YOUR GOAL — Return all of the entries exactly, with nothing added or left out.

Stored dataset items
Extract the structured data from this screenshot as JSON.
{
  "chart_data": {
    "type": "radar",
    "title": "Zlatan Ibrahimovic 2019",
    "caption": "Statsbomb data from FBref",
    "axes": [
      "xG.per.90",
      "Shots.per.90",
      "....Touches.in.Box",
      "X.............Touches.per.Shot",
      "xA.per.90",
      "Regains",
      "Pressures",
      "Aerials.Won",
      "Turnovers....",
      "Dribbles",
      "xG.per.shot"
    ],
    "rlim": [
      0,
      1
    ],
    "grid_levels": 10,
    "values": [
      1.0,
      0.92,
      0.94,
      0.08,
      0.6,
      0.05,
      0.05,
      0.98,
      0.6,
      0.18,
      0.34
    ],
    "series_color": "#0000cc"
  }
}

RESPONSE FOR THIS EXERCISE —
Extract the structured data from this screenshot as JSON.
{
  "chart_data": {
    "type": "radar",
    "title": "Zlatan Ibrahimovic 2019",
    "caption": "Statsbomb data from FBref",
    "axes": [
      "xG.per.90",
      "Shots.per.90",
      "....Touches.in.Box",
      "X.............Touches.per.Shot",
      "xA.per.90",
      "Regains",
      "Pressures",
      "Aerials.Won",
      "Turnovers....",
      "Dribbles",
      "xG.per.shot"
    ],
    "rlim": [
      0,
      1
    ],
    "grid_levels": 10,
    "values": [
      1.0,
      0.92,
      0.94,
      0.08,
      0.6,
      0.05,
      0.05,
      0.98,
      0.6,
      0.18,
      0.34
    ],
    "series_color": "#0000cc"
  }
}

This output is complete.